*Problem requirements*:
Swap "bounding boxes" for "coordinates" in the items from the first one through the line containing "welcome-text: 欢迎来到江西省人力资源和社会保障公共服务平台 [38,15,237,25]", inclusive, and give those lines again with nothing else changed.

*Excerpted data*:
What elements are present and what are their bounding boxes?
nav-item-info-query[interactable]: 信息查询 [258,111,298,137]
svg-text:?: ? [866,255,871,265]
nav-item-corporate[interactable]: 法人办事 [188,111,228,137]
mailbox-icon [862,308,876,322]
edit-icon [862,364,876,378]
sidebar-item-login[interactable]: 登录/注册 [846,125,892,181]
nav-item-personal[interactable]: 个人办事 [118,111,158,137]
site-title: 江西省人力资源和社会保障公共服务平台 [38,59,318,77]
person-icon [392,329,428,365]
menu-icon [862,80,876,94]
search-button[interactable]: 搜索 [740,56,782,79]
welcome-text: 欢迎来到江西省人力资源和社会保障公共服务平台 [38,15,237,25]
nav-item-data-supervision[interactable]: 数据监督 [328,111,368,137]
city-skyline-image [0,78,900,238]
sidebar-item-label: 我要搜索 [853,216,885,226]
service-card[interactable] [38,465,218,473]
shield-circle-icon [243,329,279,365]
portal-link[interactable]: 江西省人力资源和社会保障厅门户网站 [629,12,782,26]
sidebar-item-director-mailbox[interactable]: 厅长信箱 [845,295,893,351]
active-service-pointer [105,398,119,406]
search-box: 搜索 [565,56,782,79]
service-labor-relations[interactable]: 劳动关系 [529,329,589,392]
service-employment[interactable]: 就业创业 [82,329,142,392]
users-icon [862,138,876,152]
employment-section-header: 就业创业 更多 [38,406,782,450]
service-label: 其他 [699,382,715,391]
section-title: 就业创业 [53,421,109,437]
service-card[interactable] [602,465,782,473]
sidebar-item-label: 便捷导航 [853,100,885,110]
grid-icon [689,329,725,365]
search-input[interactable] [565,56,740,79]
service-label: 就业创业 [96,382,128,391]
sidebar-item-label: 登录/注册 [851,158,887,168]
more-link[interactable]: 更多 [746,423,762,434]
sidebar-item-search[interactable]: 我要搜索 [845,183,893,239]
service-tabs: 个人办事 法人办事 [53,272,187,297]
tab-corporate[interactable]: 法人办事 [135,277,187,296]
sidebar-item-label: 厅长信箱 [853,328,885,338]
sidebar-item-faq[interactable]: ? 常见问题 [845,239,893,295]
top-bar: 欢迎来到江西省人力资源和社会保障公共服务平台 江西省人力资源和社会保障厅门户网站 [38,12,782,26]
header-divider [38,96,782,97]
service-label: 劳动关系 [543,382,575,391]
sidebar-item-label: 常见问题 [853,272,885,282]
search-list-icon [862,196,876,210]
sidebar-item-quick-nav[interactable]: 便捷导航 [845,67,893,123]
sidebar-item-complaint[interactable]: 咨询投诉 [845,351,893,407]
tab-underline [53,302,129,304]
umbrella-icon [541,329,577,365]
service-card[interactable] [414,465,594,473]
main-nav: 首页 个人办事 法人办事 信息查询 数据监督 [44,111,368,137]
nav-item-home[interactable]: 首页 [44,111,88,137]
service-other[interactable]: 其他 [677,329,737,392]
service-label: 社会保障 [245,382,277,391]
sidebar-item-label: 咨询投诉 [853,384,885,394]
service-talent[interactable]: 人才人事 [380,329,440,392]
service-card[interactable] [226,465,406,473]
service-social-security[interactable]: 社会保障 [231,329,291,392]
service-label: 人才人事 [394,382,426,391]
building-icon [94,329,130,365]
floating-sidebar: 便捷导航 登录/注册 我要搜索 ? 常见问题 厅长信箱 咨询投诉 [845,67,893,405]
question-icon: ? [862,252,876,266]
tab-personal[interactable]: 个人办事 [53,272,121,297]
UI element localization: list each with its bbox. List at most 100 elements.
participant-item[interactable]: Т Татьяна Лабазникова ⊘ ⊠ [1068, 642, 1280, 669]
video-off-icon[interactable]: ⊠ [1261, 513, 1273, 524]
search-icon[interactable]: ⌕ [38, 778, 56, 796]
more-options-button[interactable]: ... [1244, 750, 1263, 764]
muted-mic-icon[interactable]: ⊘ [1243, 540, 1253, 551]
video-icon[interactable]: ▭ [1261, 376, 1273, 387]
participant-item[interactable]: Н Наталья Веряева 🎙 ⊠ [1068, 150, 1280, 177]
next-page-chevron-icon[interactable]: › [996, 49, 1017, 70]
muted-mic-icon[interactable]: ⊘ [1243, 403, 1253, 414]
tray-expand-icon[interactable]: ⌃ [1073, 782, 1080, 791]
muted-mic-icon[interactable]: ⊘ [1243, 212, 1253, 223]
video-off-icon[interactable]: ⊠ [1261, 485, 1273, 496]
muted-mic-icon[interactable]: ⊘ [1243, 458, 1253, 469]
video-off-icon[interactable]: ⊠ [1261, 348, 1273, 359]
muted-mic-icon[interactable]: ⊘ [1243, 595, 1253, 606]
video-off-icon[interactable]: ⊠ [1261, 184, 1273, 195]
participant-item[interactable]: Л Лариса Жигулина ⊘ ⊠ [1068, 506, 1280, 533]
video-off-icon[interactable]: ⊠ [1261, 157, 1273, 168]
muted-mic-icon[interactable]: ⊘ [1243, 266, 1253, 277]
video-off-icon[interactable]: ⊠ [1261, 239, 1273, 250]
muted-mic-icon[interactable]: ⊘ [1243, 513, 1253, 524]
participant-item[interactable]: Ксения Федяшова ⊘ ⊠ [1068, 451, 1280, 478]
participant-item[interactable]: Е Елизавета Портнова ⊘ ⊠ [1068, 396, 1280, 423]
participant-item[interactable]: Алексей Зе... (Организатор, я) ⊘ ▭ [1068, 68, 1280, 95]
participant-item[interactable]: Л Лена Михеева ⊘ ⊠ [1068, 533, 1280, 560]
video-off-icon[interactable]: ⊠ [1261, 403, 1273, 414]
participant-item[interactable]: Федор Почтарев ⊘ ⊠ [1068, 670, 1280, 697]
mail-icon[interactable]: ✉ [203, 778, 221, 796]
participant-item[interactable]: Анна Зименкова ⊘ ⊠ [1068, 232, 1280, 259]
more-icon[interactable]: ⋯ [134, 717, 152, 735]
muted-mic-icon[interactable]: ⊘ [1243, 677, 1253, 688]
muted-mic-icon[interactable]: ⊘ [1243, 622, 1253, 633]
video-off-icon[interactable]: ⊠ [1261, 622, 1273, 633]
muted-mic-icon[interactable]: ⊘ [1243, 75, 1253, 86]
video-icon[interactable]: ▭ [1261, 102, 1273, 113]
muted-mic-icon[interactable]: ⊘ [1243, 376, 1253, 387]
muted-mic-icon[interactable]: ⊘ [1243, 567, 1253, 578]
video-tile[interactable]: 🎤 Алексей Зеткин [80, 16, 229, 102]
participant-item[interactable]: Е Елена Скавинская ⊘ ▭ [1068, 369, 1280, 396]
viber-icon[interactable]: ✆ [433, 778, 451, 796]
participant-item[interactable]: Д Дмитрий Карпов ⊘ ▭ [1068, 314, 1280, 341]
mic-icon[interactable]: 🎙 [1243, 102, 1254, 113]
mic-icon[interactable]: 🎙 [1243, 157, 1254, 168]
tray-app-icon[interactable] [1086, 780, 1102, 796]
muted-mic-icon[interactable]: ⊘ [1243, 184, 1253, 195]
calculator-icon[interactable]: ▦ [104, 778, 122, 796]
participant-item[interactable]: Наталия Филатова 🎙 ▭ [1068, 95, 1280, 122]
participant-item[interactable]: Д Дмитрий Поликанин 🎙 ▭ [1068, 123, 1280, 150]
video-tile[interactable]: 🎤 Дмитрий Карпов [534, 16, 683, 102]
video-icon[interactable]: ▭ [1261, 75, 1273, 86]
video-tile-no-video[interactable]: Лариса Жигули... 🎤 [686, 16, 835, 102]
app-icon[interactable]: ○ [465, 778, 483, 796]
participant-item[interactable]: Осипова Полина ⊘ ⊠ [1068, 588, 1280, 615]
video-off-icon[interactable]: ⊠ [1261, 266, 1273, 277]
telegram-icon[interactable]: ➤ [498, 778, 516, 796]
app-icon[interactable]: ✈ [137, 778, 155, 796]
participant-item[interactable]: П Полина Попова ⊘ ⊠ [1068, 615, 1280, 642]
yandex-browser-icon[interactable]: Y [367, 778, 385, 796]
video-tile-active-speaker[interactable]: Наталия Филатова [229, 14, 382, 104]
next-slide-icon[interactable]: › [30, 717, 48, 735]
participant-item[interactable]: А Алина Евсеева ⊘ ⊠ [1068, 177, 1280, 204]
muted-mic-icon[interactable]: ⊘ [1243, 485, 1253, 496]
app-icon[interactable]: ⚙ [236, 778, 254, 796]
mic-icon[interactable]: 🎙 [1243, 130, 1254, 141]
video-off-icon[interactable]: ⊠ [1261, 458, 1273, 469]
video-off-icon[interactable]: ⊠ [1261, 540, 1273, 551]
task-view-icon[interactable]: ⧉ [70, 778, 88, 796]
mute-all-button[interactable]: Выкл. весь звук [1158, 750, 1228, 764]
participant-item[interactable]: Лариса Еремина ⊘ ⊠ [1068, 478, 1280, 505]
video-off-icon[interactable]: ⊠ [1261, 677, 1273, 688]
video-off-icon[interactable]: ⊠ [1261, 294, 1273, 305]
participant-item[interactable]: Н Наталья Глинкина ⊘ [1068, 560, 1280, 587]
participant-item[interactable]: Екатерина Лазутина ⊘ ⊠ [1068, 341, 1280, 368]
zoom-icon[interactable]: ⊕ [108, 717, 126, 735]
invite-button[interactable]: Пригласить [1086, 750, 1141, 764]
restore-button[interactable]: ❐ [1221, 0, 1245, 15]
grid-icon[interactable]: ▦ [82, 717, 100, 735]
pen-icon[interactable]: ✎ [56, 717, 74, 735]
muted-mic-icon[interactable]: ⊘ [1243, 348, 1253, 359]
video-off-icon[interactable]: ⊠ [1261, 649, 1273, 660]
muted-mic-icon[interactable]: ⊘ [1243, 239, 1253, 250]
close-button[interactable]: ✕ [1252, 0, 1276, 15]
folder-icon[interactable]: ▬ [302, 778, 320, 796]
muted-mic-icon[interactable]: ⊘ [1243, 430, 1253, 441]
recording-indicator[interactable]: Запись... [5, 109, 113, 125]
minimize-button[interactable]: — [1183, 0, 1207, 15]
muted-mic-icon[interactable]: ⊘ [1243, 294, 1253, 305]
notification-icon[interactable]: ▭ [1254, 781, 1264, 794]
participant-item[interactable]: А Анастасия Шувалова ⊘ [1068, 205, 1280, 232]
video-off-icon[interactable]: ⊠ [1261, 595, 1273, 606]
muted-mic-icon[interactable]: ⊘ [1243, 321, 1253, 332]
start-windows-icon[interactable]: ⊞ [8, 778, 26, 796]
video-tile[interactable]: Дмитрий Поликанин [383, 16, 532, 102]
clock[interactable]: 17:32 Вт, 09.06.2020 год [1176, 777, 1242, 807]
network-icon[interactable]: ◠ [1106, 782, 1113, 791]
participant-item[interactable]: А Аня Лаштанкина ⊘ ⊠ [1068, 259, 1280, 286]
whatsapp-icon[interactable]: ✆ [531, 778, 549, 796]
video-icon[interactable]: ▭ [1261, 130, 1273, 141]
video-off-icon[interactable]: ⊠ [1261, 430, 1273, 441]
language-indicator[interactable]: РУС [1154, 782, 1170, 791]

*Output for this exercise*:
What elements are present and what are their coordinates?
nav-item-info-query[interactable]: 信息查询 [258,111,298,137]
svg-text:?: ? [866,255,871,265]
nav-item-corporate[interactable]: 法人办事 [188,111,228,137]
mailbox-icon [862,308,876,322]
edit-icon [862,364,876,378]
sidebar-item-login[interactable]: 登录/注册 [846,125,892,181]
nav-item-personal[interactable]: 个人办事 [118,111,158,137]
site-title: 江西省人力资源和社会保障公共服务平台 [38,59,318,77]
person-icon [392,329,428,365]
menu-icon [862,80,876,94]
search-button[interactable]: 搜索 [740,56,782,79]
welcome-text: 欢迎来到江西省人力资源和社会保障公共服务平台 [38,15,237,25]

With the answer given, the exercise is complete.